• **WHAT THIS TASK INVOLVES**: Skip the pictures. Reproduce all other material exactly.

• **RECORDS FOR PROCESSING**:
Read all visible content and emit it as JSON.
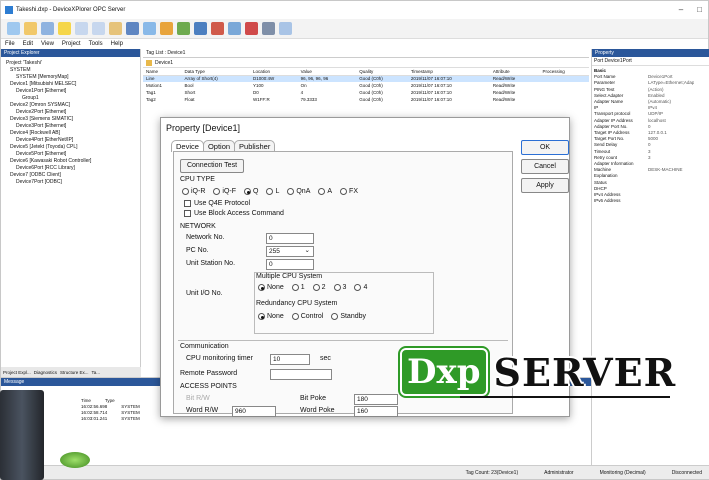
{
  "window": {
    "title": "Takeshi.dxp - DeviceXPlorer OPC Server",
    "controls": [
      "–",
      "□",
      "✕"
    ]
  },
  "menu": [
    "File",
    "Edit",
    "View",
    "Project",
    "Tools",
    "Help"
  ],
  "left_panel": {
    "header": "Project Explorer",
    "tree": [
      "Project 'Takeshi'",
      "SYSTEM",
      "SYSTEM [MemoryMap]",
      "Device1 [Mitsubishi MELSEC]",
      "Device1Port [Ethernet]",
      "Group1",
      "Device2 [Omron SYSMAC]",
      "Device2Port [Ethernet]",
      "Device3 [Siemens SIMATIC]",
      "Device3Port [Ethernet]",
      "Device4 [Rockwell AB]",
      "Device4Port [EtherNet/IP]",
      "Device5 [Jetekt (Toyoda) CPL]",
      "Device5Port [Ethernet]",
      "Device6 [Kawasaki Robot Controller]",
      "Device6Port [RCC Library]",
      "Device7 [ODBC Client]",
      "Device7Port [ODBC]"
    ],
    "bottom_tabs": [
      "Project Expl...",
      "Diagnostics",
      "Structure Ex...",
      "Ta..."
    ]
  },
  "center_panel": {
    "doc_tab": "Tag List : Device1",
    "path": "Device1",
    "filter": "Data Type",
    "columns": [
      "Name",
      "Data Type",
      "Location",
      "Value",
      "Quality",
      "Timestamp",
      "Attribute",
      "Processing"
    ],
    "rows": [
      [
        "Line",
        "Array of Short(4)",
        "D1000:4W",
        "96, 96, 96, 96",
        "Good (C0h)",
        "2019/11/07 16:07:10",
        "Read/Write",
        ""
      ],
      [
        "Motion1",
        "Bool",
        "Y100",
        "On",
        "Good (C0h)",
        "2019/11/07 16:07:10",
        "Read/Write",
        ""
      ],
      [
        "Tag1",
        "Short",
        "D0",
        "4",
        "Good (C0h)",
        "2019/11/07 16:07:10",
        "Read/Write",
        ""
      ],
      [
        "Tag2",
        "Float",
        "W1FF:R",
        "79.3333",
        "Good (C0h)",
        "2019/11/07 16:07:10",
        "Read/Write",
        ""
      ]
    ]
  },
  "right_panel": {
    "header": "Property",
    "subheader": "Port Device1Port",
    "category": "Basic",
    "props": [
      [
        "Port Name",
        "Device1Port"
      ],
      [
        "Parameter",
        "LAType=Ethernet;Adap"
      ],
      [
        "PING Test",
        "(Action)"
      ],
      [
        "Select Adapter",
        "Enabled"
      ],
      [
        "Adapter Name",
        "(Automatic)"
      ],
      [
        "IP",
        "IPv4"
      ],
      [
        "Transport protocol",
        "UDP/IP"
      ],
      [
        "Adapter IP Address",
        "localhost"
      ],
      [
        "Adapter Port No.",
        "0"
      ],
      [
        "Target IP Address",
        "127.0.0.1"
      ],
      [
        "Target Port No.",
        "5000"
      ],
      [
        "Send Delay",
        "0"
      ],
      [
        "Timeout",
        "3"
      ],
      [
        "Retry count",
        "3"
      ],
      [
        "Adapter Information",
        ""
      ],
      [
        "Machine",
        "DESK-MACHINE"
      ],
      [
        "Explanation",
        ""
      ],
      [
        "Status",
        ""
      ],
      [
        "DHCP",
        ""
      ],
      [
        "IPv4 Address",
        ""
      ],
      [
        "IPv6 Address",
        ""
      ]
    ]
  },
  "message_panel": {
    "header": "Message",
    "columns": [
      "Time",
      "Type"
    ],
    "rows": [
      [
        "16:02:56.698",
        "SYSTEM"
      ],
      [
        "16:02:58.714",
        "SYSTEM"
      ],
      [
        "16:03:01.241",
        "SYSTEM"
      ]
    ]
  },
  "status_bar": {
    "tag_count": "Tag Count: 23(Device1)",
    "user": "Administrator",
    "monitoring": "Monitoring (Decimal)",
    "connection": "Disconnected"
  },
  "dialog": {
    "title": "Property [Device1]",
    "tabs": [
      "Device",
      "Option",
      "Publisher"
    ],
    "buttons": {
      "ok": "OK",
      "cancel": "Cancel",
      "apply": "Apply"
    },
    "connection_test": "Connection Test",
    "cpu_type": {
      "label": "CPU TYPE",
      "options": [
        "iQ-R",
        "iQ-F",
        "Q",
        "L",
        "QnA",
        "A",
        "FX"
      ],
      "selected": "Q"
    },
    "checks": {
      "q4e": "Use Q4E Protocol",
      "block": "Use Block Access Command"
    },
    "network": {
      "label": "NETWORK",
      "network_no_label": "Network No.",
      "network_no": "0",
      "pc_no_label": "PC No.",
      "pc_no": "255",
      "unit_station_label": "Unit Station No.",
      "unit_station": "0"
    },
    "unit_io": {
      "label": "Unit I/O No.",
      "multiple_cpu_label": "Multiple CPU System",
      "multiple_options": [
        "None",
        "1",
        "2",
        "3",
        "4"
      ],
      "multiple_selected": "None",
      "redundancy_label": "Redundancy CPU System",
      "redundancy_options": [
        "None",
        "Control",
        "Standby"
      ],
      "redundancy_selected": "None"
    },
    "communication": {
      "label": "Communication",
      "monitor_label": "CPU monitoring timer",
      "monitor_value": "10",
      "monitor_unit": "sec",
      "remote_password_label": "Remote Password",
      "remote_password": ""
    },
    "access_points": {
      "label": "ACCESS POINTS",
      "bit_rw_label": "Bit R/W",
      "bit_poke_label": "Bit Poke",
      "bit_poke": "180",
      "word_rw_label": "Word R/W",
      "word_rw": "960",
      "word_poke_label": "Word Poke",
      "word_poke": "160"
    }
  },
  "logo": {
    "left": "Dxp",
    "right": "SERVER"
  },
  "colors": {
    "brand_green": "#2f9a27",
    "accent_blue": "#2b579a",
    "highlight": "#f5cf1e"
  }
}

• **TASK RESPONSE**:
Read all visible content and emit it as JSON.
{
  "window": {
    "title": "Takeshi.dxp - DeviceXPlorer OPC Server",
    "controls": [
      "–",
      "□",
      "✕"
    ]
  },
  "menu": [
    "File",
    "Edit",
    "View",
    "Project",
    "Tools",
    "Help"
  ],
  "left_panel": {
    "header": "Project Explorer",
    "tree": [
      "Project 'Takeshi'",
      "SYSTEM",
      "SYSTEM [MemoryMap]",
      "Device1 [Mitsubishi MELSEC]",
      "Device1Port [Ethernet]",
      "Group1",
      "Device2 [Omron SYSMAC]",
      "Device2Port [Ethernet]",
      "Device3 [Siemens SIMATIC]",
      "Device3Port [Ethernet]",
      "Device4 [Rockwell AB]",
      "Device4Port [EtherNet/IP]",
      "Device5 [Jetekt (Toyoda) CPL]",
      "Device5Port [Ethernet]",
      "Device6 [Kawasaki Robot Controller]",
      "Device6Port [RCC Library]",
      "Device7 [ODBC Client]",
      "Device7Port [ODBC]"
    ],
    "bottom_tabs": [
      "Project Expl...",
      "Diagnostics",
      "Structure Ex...",
      "Ta..."
    ]
  },
  "center_panel": {
    "doc_tab": "Tag List : Device1",
    "path": "Device1",
    "filter": "Data Type",
    "columns": [
      "Name",
      "Data Type",
      "Location",
      "Value",
      "Quality",
      "Timestamp",
      "Attribute",
      "Processing"
    ],
    "rows": [
      [
        "Line",
        "Array of Short(4)",
        "D1000:4W",
        "96, 96, 96, 96",
        "Good (C0h)",
        "2019/11/07 16:07:10",
        "Read/Write",
        ""
      ],
      [
        "Motion1",
        "Bool",
        "Y100",
        "On",
        "Good (C0h)",
        "2019/11/07 16:07:10",
        "Read/Write",
        ""
      ],
      [
        "Tag1",
        "Short",
        "D0",
        "4",
        "Good (C0h)",
        "2019/11/07 16:07:10",
        "Read/Write",
        ""
      ],
      [
        "Tag2",
        "Float",
        "W1FF:R",
        "79.3333",
        "Good (C0h)",
        "2019/11/07 16:07:10",
        "Read/Write",
        ""
      ]
    ]
  },
  "right_panel": {
    "header": "Property",
    "subheader": "Port Device1Port",
    "category": "Basic",
    "props": [
      [
        "Port Name",
        "Device1Port"
      ],
      [
        "Parameter",
        "LAType=Ethernet;Adap"
      ],
      [
        "PING Test",
        "(Action)"
      ],
      [
        "Select Adapter",
        "Enabled"
      ],
      [
        "Adapter Name",
        "(Automatic)"
      ],
      [
        "IP",
        "IPv4"
      ],
      [
        "Transport protocol",
        "UDP/IP"
      ],
      [
        "Adapter IP Address",
        "localhost"
      ],
      [
        "Adapter Port No.",
        "0"
      ],
      [
        "Target IP Address",
        "127.0.0.1"
      ],
      [
        "Target Port No.",
        "5000"
      ],
      [
        "Send Delay",
        "0"
      ],
      [
        "Timeout",
        "3"
      ],
      [
        "Retry count",
        "3"
      ],
      [
        "Adapter Information",
        ""
      ],
      [
        "Machine",
        "DESK-MACHINE"
      ],
      [
        "Explanation",
        ""
      ],
      [
        "Status",
        ""
      ],
      [
        "DHCP",
        ""
      ],
      [
        "IPv4 Address",
        ""
      ],
      [
        "IPv6 Address",
        ""
      ]
    ]
  },
  "message_panel": {
    "header": "Message",
    "columns": [
      "Time",
      "Type"
    ],
    "rows": [
      [
        "16:02:56.698",
        "SYSTEM"
      ],
      [
        "16:02:58.714",
        "SYSTEM"
      ],
      [
        "16:03:01.241",
        "SYSTEM"
      ]
    ]
  },
  "status_bar": {
    "tag_count": "Tag Count: 23(Device1)",
    "user": "Administrator",
    "monitoring": "Monitoring (Decimal)",
    "connection": "Disconnected"
  },
  "dialog": {
    "title": "Property [Device1]",
    "tabs": [
      "Device",
      "Option",
      "Publisher"
    ],
    "buttons": {
      "ok": "OK",
      "cancel": "Cancel",
      "apply": "Apply"
    },
    "connection_test": "Connection Test",
    "cpu_type": {
      "label": "CPU TYPE",
      "options": [
        "iQ-R",
        "iQ-F",
        "Q",
        "L",
        "QnA",
        "A",
        "FX"
      ],
      "selected": "Q"
    },
    "checks": {
      "q4e": "Use Q4E Protocol",
      "block": "Use Block Access Command"
    },
    "network": {
      "label": "NETWORK",
      "network_no_label": "Network No.",
      "network_no": "0",
      "pc_no_label": "PC No.",
      "pc_no": "255",
      "unit_station_label": "Unit Station No.",
      "unit_station": "0"
    },
    "unit_io": {
      "label": "Unit I/O No.",
      "multiple_cpu_label": "Multiple CPU System",
      "multiple_options": [
        "None",
        "1",
        "2",
        "3",
        "4"
      ],
      "multiple_selected": "None",
      "redundancy_label": "Redundancy CPU System",
      "redundancy_options": [
        "None",
        "Control",
        "Standby"
      ],
      "redundancy_selected": "None"
    },
    "communication": {
      "label": "Communication",
      "monitor_label": "CPU monitoring timer",
      "monitor_value": "10",
      "monitor_unit": "sec",
      "remote_password_label": "Remote Password",
      "remote_password": ""
    },
    "access_points": {
      "label": "ACCESS POINTS",
      "bit_rw_label": "Bit R/W",
      "bit_poke_label": "Bit Poke",
      "bit_poke": "180",
      "word_rw_label": "Word R/W",
      "word_rw": "960",
      "word_poke_label": "Word Poke",
      "word_poke": "160"
    }
  },
  "logo": {
    "left": "Dxp",
    "right": "SERVER"
  },
  "colors": {
    "brand_green": "#2f9a27",
    "accent_blue": "#2b579a",
    "highlight": "#f5cf1e"
  }
}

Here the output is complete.